[SHORT PROBLEM] Copy the rows verbatim, starting at the very first one and ending at the line that contains "checkbox[interactable] (22, 321, 29, 328)", with both ends included.

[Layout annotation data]
§ §
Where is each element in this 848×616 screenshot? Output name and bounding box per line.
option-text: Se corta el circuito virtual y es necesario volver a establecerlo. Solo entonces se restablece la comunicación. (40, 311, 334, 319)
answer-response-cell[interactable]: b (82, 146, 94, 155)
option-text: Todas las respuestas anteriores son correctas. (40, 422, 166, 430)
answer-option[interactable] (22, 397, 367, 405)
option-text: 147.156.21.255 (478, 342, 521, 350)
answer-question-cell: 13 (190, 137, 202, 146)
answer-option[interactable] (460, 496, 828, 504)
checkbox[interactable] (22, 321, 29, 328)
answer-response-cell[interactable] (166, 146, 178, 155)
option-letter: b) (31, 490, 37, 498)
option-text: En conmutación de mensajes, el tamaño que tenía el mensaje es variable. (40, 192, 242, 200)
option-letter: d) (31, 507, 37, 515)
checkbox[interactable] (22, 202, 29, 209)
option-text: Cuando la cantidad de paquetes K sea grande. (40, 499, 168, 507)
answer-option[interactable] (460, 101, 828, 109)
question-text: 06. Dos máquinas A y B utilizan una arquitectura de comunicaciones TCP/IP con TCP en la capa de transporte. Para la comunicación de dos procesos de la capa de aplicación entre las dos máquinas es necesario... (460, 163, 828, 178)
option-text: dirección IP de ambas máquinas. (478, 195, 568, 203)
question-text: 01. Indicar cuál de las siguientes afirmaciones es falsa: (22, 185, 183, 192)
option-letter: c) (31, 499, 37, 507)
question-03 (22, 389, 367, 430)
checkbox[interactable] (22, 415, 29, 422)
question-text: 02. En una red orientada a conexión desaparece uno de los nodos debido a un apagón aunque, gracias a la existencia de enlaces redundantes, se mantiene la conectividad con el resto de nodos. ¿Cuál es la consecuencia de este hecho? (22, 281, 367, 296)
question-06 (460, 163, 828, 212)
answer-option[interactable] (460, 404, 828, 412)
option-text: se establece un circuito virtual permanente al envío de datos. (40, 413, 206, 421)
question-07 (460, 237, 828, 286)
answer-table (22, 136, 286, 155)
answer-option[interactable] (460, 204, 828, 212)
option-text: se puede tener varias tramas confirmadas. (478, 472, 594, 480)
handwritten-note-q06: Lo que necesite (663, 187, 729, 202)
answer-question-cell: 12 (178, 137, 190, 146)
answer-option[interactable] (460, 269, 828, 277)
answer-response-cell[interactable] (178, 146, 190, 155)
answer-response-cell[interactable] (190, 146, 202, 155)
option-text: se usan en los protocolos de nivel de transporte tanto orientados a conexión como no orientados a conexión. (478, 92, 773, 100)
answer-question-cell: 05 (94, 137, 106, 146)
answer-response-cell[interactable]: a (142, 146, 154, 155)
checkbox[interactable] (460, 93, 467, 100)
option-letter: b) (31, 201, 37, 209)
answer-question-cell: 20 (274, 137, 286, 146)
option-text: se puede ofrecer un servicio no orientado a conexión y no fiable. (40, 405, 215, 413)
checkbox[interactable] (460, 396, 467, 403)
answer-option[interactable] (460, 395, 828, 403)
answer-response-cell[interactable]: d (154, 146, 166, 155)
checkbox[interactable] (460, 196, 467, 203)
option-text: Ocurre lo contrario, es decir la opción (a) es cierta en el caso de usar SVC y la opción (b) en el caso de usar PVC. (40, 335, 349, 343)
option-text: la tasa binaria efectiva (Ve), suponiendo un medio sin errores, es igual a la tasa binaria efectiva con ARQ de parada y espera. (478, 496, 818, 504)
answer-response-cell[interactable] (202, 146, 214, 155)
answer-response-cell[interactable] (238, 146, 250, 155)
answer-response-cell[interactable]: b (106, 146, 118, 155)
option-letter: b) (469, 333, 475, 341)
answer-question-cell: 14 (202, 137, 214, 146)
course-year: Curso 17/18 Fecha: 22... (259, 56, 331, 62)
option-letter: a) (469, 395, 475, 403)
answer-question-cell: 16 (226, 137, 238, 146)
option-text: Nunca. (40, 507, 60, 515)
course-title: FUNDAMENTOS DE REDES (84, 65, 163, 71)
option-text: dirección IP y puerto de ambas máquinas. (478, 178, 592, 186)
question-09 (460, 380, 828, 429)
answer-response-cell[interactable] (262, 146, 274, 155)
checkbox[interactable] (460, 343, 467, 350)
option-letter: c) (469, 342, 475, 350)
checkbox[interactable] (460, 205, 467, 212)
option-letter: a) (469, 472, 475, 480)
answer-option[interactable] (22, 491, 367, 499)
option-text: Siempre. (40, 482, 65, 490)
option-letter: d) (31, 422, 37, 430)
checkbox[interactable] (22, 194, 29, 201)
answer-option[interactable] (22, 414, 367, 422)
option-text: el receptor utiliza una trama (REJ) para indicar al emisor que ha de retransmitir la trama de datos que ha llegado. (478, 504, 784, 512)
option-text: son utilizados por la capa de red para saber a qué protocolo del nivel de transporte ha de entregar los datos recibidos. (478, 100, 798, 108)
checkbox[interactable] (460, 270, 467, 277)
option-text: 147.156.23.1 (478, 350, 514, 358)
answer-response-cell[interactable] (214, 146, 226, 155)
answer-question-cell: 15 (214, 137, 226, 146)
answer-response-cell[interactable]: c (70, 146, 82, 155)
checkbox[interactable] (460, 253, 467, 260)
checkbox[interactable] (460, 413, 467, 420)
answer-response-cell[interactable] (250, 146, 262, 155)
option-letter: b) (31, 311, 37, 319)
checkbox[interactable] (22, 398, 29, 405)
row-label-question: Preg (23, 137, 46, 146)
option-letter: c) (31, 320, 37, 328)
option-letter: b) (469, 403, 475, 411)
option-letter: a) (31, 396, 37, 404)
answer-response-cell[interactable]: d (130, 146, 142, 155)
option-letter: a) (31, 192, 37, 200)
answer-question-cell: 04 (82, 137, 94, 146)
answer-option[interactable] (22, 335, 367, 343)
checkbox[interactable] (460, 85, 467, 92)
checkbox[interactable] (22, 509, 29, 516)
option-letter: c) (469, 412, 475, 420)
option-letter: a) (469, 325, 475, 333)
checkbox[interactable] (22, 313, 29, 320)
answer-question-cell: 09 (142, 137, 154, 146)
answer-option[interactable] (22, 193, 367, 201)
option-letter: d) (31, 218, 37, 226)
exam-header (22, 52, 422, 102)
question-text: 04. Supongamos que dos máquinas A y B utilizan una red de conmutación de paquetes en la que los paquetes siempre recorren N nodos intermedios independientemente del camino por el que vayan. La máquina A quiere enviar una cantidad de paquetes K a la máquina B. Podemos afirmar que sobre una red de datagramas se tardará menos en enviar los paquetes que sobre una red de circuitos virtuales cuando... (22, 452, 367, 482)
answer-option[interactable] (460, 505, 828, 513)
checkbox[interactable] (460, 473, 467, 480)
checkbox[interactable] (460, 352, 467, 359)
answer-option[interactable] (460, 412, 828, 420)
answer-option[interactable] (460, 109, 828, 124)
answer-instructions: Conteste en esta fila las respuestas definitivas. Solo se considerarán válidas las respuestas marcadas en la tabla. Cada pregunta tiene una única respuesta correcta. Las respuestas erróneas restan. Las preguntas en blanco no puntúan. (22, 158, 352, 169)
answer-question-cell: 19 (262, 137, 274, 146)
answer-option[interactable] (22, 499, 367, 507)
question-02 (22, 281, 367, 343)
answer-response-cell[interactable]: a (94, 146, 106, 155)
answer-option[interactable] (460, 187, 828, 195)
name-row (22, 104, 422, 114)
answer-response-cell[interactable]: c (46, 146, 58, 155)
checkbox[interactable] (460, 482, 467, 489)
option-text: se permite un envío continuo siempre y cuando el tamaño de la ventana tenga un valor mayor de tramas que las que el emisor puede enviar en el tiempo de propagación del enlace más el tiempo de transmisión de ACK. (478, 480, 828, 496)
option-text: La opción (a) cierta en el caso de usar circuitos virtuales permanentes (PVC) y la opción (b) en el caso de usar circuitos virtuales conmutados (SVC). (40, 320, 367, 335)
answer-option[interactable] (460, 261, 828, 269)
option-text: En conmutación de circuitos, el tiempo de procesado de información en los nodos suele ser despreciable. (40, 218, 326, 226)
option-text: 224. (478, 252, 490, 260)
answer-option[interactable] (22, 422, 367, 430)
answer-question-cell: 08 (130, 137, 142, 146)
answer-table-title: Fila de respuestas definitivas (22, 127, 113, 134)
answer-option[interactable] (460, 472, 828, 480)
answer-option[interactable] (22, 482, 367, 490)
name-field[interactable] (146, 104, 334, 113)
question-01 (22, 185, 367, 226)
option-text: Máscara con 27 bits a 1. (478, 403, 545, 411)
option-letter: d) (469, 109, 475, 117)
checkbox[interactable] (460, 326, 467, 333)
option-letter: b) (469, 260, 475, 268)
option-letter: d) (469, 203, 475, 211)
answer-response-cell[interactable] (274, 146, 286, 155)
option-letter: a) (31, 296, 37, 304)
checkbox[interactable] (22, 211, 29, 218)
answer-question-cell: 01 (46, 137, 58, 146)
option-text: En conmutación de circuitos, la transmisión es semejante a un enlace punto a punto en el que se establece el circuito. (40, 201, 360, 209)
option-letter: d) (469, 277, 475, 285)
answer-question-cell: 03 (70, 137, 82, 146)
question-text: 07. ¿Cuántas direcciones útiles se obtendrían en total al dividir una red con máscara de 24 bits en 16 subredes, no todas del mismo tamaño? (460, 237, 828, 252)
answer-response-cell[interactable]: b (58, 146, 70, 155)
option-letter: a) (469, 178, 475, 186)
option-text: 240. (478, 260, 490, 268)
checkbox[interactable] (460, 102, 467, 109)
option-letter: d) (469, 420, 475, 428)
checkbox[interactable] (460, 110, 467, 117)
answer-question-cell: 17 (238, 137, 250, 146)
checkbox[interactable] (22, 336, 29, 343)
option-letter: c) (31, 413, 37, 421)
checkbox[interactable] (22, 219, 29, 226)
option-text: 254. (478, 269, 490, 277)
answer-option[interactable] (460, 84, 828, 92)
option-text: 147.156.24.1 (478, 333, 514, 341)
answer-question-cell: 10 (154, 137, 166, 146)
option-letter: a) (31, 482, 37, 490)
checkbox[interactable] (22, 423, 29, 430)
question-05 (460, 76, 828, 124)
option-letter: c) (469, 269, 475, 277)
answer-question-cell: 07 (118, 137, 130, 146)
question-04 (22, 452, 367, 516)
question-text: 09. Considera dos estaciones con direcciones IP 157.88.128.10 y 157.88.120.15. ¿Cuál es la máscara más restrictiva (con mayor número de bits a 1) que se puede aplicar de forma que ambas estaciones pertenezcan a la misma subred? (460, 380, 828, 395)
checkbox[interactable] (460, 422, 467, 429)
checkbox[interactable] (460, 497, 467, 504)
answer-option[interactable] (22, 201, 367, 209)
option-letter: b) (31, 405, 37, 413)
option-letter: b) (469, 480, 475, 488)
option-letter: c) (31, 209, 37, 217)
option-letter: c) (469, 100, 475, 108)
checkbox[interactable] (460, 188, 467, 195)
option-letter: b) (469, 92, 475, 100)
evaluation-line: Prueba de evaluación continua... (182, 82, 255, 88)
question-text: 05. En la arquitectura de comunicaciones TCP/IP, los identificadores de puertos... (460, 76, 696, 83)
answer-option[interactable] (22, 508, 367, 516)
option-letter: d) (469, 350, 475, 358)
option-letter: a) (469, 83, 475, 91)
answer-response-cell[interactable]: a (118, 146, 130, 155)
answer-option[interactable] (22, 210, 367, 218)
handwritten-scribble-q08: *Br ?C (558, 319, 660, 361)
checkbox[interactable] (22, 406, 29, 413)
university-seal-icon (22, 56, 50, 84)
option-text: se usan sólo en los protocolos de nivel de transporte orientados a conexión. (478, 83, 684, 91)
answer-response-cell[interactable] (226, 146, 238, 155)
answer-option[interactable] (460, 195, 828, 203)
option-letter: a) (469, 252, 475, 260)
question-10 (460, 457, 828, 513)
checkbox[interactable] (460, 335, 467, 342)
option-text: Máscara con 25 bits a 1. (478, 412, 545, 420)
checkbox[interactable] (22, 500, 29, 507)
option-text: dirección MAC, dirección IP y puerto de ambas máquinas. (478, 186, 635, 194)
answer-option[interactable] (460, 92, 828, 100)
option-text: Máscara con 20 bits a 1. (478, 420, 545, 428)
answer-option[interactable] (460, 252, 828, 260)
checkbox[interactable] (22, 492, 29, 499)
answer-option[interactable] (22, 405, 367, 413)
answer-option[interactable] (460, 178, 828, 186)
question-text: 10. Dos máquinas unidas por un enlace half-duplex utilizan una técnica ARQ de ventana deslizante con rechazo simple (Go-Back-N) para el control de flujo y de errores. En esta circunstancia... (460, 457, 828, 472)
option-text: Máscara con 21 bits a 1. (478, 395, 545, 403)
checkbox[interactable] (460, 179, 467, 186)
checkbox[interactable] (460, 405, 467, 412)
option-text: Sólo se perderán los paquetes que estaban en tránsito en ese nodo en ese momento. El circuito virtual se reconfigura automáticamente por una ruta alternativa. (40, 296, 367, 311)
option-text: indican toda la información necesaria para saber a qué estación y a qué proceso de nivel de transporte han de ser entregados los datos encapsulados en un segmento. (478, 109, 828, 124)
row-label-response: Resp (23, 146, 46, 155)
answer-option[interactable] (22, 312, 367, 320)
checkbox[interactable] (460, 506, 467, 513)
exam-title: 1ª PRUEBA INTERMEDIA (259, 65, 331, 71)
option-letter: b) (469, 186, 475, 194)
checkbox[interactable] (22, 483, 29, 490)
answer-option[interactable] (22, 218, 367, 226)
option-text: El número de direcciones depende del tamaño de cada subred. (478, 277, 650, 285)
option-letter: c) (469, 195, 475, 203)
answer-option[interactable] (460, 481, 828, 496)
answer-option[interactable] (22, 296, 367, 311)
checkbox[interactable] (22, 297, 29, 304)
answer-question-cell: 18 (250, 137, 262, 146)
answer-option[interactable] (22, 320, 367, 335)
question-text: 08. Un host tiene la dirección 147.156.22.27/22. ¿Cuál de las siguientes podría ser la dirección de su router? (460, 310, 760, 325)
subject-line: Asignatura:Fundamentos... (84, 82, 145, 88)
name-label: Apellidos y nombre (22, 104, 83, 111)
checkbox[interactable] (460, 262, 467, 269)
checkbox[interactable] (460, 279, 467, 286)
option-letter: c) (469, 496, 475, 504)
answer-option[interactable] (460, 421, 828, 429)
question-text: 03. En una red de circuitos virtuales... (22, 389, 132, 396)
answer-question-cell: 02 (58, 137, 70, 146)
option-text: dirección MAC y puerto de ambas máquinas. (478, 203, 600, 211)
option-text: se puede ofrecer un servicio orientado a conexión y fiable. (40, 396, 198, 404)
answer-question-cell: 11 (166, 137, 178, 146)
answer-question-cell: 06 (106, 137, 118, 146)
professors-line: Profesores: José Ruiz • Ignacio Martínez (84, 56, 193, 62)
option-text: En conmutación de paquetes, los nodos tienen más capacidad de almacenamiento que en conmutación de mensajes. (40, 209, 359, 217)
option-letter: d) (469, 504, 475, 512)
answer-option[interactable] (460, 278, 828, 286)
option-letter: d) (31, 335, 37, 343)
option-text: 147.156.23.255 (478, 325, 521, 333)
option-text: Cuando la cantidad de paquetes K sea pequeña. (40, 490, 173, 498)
§ §
[TASK SOLUTION]
Where is each element in this 848×616 screenshot? Output name and bounding box per line.
option-text: Se corta el circuito virtual y es necesario volver a establecerlo. Solo entonces se restablece la comunicación. (40, 311, 334, 319)
answer-response-cell[interactable]: b (82, 146, 94, 155)
option-text: Todas las respuestas anteriores son correctas. (40, 422, 166, 430)
answer-option[interactable] (22, 397, 367, 405)
option-text: 147.156.21.255 (478, 342, 521, 350)
answer-question-cell: 13 (190, 137, 202, 146)
answer-option[interactable] (460, 496, 828, 504)
checkbox[interactable] (22, 321, 29, 328)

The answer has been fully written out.